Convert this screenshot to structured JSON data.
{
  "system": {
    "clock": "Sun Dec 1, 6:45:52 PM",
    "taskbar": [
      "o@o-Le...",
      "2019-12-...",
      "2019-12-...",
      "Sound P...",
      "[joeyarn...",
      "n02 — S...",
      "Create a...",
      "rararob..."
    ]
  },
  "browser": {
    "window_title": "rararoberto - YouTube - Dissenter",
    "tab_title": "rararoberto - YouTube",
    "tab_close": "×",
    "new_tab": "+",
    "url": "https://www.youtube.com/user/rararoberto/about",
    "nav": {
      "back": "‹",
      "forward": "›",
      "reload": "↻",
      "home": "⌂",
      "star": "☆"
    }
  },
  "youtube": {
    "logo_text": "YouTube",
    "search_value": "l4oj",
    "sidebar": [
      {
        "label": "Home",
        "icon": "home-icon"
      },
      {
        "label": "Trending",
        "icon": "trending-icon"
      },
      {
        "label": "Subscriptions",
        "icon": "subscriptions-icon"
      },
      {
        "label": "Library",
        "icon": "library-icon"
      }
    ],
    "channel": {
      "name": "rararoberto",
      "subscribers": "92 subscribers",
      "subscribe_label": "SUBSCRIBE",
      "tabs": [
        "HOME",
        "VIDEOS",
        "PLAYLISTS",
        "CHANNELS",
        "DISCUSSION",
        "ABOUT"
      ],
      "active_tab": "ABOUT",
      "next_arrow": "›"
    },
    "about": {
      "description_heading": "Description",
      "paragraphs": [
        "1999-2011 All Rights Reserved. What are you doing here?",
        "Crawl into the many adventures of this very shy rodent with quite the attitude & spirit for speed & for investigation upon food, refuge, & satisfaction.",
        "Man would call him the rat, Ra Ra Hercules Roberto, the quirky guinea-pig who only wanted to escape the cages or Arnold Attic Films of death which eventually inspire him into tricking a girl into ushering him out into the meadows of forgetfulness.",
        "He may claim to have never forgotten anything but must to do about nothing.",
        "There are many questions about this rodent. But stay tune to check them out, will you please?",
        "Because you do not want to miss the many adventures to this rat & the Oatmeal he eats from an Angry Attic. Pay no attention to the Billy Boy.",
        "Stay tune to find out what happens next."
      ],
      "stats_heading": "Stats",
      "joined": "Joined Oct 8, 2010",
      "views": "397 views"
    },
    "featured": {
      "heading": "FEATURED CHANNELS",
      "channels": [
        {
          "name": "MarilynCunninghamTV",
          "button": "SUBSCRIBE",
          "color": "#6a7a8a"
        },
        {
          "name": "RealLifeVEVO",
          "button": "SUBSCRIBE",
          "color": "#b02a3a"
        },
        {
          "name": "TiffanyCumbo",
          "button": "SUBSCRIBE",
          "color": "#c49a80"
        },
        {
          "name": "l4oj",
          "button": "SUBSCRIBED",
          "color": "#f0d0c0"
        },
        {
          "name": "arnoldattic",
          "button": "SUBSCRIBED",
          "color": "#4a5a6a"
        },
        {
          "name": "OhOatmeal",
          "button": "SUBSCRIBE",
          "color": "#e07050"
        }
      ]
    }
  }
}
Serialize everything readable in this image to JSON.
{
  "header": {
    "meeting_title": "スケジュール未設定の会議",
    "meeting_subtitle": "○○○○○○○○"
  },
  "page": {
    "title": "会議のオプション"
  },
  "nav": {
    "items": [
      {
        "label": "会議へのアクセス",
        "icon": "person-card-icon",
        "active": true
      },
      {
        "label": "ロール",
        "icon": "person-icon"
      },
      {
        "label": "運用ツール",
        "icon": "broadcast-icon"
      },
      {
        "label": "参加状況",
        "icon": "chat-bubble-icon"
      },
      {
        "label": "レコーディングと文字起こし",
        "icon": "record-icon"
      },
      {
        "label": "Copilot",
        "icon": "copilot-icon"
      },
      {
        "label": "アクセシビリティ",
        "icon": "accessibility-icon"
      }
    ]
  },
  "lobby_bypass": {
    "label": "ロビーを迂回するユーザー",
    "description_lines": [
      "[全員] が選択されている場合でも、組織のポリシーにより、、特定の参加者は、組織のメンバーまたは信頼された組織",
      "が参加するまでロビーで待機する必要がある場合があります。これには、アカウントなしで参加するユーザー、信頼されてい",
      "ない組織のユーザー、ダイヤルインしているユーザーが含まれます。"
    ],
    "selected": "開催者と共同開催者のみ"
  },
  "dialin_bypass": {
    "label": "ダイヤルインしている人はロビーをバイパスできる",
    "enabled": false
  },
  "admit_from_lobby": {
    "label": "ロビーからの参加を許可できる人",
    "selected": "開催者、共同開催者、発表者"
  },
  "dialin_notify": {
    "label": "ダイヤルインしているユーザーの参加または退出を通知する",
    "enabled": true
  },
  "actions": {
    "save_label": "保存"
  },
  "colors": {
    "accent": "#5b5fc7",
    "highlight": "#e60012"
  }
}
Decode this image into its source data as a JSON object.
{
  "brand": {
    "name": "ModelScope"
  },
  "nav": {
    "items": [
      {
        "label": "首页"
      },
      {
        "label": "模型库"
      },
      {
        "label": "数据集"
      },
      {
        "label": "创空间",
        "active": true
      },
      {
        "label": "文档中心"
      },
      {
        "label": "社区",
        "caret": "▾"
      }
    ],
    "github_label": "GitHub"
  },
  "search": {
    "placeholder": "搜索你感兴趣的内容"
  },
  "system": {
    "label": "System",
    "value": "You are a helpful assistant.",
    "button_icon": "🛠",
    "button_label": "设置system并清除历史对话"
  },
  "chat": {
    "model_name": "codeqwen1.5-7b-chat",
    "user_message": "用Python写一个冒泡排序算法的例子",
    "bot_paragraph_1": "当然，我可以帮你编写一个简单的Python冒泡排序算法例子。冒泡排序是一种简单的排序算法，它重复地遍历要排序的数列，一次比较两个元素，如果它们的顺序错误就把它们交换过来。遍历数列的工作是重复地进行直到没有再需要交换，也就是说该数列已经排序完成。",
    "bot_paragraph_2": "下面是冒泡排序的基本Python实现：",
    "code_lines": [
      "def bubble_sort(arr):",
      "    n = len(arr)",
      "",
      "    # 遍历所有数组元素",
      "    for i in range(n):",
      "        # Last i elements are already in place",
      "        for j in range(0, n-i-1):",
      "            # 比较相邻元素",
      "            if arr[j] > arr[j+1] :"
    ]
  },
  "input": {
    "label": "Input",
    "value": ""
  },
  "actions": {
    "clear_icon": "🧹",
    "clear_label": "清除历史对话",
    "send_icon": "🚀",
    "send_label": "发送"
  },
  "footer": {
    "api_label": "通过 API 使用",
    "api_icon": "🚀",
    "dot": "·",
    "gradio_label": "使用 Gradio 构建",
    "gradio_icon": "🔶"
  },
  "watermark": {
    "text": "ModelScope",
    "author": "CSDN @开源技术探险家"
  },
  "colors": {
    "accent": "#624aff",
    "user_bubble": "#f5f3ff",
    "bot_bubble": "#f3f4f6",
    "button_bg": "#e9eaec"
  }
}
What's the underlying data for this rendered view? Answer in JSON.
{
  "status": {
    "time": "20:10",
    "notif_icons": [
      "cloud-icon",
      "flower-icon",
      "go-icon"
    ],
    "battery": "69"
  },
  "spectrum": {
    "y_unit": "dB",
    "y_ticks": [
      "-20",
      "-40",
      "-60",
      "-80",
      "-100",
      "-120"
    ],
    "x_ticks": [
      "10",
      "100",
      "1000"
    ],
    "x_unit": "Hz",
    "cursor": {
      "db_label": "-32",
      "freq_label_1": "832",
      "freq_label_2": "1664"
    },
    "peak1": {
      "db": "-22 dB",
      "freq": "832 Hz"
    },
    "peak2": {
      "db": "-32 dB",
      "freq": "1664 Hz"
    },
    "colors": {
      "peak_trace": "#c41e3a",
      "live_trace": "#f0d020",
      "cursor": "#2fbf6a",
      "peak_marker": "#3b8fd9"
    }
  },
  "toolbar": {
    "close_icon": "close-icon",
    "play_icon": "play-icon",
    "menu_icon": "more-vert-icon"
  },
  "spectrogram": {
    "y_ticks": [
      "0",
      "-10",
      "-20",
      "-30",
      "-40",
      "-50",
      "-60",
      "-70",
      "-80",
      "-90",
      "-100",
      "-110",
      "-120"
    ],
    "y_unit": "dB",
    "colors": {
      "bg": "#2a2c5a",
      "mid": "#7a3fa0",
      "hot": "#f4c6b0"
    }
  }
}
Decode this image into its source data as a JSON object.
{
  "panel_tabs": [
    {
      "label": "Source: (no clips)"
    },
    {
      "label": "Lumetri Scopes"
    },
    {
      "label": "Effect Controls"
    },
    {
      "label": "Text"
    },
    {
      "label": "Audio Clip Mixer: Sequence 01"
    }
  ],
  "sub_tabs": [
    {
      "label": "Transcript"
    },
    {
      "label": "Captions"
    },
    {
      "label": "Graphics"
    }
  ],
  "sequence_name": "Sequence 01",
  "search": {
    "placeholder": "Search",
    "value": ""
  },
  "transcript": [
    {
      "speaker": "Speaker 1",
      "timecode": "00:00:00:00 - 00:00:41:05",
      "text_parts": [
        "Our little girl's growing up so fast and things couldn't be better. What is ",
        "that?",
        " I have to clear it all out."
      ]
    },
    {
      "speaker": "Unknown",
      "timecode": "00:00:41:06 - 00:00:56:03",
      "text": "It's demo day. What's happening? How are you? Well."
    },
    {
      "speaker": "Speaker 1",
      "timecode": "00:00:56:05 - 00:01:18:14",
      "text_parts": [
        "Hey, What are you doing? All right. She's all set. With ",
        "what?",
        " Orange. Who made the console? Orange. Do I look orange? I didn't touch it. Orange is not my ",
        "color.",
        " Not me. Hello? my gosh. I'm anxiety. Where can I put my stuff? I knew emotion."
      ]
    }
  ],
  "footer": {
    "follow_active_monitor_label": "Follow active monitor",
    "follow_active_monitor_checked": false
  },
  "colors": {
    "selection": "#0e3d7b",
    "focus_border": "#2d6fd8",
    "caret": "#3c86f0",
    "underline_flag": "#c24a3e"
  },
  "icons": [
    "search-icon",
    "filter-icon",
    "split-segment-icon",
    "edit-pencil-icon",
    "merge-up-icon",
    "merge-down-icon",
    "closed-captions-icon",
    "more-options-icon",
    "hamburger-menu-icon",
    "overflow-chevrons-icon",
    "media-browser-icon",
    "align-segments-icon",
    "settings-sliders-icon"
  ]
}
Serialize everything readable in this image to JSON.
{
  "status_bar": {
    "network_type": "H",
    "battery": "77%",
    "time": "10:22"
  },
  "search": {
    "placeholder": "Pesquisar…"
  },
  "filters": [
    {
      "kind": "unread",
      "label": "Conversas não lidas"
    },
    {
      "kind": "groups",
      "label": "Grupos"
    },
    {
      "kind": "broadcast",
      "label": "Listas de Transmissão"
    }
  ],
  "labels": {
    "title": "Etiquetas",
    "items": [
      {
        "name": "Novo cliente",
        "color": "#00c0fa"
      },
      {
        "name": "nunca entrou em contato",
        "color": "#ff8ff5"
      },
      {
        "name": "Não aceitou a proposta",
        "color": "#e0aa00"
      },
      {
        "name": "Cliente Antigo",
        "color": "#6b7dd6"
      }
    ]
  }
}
--------------------------------------------------
## PROBLEM DETAILS
Determine the number of lines in the entries above where the string "selected" appears. Answer with the number alone.

## WRITTEN SOLUTION
2